> _Instruction_
Print out each entry below exactly, please.

Figure record extracts:
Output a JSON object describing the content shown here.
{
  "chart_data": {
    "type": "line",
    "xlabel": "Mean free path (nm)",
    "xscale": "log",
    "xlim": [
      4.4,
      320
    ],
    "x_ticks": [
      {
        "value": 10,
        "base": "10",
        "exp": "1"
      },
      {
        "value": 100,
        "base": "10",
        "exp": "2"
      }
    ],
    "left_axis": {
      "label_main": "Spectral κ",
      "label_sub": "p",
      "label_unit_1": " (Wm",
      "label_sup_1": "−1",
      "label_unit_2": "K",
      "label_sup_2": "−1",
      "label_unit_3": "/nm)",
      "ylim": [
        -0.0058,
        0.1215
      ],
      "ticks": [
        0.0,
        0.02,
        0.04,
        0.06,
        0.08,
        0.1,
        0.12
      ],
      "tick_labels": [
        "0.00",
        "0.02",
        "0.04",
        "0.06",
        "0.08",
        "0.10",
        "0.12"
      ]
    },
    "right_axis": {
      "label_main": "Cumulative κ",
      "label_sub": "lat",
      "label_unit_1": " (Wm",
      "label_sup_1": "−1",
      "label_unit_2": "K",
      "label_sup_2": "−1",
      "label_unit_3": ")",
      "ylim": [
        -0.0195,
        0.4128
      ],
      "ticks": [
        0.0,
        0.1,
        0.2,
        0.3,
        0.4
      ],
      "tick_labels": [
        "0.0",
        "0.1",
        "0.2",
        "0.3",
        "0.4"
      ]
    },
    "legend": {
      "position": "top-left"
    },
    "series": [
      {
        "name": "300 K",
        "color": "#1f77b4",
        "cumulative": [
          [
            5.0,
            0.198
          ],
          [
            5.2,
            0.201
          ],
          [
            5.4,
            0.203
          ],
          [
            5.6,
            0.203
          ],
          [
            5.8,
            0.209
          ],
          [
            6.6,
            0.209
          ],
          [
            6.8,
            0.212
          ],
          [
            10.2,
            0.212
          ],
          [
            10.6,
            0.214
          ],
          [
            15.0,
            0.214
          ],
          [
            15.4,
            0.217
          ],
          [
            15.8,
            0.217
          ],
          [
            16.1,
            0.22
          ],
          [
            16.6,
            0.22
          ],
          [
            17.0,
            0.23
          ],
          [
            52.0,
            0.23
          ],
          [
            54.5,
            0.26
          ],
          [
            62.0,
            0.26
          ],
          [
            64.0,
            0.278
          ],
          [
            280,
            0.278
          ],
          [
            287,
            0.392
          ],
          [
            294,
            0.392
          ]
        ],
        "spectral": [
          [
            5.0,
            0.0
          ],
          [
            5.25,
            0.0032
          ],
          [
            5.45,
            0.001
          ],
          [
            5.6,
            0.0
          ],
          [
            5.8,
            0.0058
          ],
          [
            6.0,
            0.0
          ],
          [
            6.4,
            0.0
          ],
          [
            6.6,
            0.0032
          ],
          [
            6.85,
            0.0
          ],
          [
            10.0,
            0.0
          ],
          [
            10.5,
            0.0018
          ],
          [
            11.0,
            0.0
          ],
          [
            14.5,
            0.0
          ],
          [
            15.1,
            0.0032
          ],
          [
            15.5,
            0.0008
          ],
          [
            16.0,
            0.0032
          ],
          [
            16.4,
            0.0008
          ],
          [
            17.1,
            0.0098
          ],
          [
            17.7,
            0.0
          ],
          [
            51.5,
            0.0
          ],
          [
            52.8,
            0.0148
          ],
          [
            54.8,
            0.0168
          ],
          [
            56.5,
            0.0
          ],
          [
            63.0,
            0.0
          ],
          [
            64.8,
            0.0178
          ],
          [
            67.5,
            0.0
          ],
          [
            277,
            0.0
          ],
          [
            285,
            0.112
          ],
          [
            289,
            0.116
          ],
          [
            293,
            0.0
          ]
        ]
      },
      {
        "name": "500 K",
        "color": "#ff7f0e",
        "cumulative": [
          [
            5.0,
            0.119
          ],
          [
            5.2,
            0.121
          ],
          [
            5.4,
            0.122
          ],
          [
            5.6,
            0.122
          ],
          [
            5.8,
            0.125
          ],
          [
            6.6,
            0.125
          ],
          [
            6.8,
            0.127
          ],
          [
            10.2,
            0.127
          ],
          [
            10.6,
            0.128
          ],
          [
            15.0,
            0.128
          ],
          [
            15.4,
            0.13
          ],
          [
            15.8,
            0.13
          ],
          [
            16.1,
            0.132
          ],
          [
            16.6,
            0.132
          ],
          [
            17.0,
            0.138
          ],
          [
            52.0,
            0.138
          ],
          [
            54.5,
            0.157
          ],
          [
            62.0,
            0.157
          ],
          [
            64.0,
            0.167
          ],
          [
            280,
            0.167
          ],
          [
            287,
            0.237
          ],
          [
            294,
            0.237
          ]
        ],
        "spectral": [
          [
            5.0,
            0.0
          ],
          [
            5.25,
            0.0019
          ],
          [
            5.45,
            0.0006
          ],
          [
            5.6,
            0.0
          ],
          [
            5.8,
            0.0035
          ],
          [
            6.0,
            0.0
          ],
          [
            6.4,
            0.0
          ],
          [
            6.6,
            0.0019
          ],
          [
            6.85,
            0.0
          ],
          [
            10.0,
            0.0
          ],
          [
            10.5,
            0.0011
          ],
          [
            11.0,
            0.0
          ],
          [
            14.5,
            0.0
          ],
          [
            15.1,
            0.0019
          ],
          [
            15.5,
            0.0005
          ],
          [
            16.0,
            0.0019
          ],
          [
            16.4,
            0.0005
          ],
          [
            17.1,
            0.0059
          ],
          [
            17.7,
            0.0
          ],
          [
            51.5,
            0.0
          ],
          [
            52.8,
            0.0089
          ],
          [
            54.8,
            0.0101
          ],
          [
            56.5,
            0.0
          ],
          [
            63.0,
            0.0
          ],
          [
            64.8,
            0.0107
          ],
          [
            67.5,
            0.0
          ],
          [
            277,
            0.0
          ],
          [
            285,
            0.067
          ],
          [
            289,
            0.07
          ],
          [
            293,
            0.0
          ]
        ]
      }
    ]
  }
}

> _Task output_
Output a JSON object describing the content shown here.
{
  "chart_data": {
    "type": "line",
    "xlabel": "Mean free path (nm)",
    "xscale": "log",
    "xlim": [
      4.4,
      320
    ],
    "x_ticks": [
      {
        "value": 10,
        "base": "10",
        "exp": "1"
      },
      {
        "value": 100,
        "base": "10",
        "exp": "2"
      }
    ],
    "left_axis": {
      "label_main": "Spectral κ",
      "label_sub": "p",
      "label_unit_1": " (Wm",
      "label_sup_1": "−1",
      "label_unit_2": "K",
      "label_sup_2": "−1",
      "label_unit_3": "/nm)",
      "ylim": [
        -0.0058,
        0.1215
      ],
      "ticks": [
        0.0,
        0.02,
        0.04,
        0.06,
        0.08,
        0.1,
        0.12
      ],
      "tick_labels": [
        "0.00",
        "0.02",
        "0.04",
        "0.06",
        "0.08",
        "0.10",
        "0.12"
      ]
    },
    "right_axis": {
      "label_main": "Cumulative κ",
      "label_sub": "lat",
      "label_unit_1": " (Wm",
      "label_sup_1": "−1",
      "label_unit_2": "K",
      "label_sup_2": "−1",
      "label_unit_3": ")",
      "ylim": [
        -0.0195,
        0.4128
      ],
      "ticks": [
        0.0,
        0.1,
        0.2,
        0.3,
        0.4
      ],
      "tick_labels": [
        "0.0",
        "0.1",
        "0.2",
        "0.3",
        "0.4"
      ]
    },
    "legend": {
      "position": "top-left"
    },
    "series": [
      {
        "name": "300 K",
        "color": "#1f77b4",
        "cumulative": [
          [
            5.0,
            0.198
          ],
          [
            5.2,
            0.201
          ],
          [
            5.4,
            0.203
          ],
          [
            5.6,
            0.203
          ],
          [
            5.8,
            0.209
          ],
          [
            6.6,
            0.209
          ],
          [
            6.8,
            0.212
          ],
          [
            10.2,
            0.212
          ],
          [
            10.6,
            0.214
          ],
          [
            15.0,
            0.214
          ],
          [
            15.4,
            0.217
          ],
          [
            15.8,
            0.217
          ],
          [
            16.1,
            0.22
          ],
          [
            16.6,
            0.22
          ],
          [
            17.0,
            0.23
          ],
          [
            52.0,
            0.23
          ],
          [
            54.5,
            0.26
          ],
          [
            62.0,
            0.26
          ],
          [
            64.0,
            0.278
          ],
          [
            280,
            0.278
          ],
          [
            287,
            0.392
          ],
          [
            294,
            0.392
          ]
        ],
        "spectral": [
          [
            5.0,
            0.0
          ],
          [
            5.25,
            0.0032
          ],
          [
            5.45,
            0.001
          ],
          [
            5.6,
            0.0
          ],
          [
            5.8,
            0.0058
          ],
          [
            6.0,
            0.0
          ],
          [
            6.4,
            0.0
          ],
          [
            6.6,
            0.0032
          ],
          [
            6.85,
            0.0
          ],
          [
            10.0,
            0.0
          ],
          [
            10.5,
            0.0018
          ],
          [
            11.0,
            0.0
          ],
          [
            14.5,
            0.0
          ],
          [
            15.1,
            0.0032
          ],
          [
            15.5,
            0.0008
          ],
          [
            16.0,
            0.0032
          ],
          [
            16.4,
            0.0008
          ],
          [
            17.1,
            0.0098
          ],
          [
            17.7,
            0.0
          ],
          [
            51.5,
            0.0
          ],
          [
            52.8,
            0.0148
          ],
          [
            54.8,
            0.0168
          ],
          [
            56.5,
            0.0
          ],
          [
            63.0,
            0.0
          ],
          [
            64.8,
            0.0178
          ],
          [
            67.5,
            0.0
          ],
          [
            277,
            0.0
          ],
          [
            285,
            0.112
          ],
          [
            289,
            0.116
          ],
          [
            293,
            0.0
          ]
        ]
      },
      {
        "name": "500 K",
        "color": "#ff7f0e",
        "cumulative": [
          [
            5.0,
            0.119
          ],
          [
            5.2,
            0.121
          ],
          [
            5.4,
            0.122
          ],
          [
            5.6,
            0.122
          ],
          [
            5.8,
            0.125
          ],
          [
            6.6,
            0.125
          ],
          [
            6.8,
            0.127
          ],
          [
            10.2,
            0.127
          ],
          [
            10.6,
            0.128
          ],
          [
            15.0,
            0.128
          ],
          [
            15.4,
            0.13
          ],
          [
            15.8,
            0.13
          ],
          [
            16.1,
            0.132
          ],
          [
            16.6,
            0.132
          ],
          [
            17.0,
            0.138
          ],
          [
            52.0,
            0.138
          ],
          [
            54.5,
            0.157
          ],
          [
            62.0,
            0.157
          ],
          [
            64.0,
            0.167
          ],
          [
            280,
            0.167
          ],
          [
            287,
            0.237
          ],
          [
            294,
            0.237
          ]
        ],
        "spectral": [
          [
            5.0,
            0.0
          ],
          [
            5.25,
            0.0019
          ],
          [
            5.45,
            0.0006
          ],
          [
            5.6,
            0.0
          ],
          [
            5.8,
            0.0035
          ],
          [
            6.0,
            0.0
          ],
          [
            6.4,
            0.0
          ],
          [
            6.6,
            0.0019
          ],
          [
            6.85,
            0.0
          ],
          [
            10.0,
            0.0
          ],
          [
            10.5,
            0.0011
          ],
          [
            11.0,
            0.0
          ],
          [
            14.5,
            0.0
          ],
          [
            15.1,
            0.0019
          ],
          [
            15.5,
            0.0005
          ],
          [
            16.0,
            0.0019
          ],
          [
            16.4,
            0.0005
          ],
          [
            17.1,
            0.0059
          ],
          [
            17.7,
            0.0
          ],
          [
            51.5,
            0.0
          ],
          [
            52.8,
            0.0089
          ],
          [
            54.8,
            0.0101
          ],
          [
            56.5,
            0.0
          ],
          [
            63.0,
            0.0
          ],
          [
            64.8,
            0.0107
          ],
          [
            67.5,
            0.0
          ],
          [
            277,
            0.0
          ],
          [
            285,
            0.067
          ],
          [
            289,
            0.07
          ],
          [
            293,
            0.0
          ]
        ]
      }
    ]
  }
}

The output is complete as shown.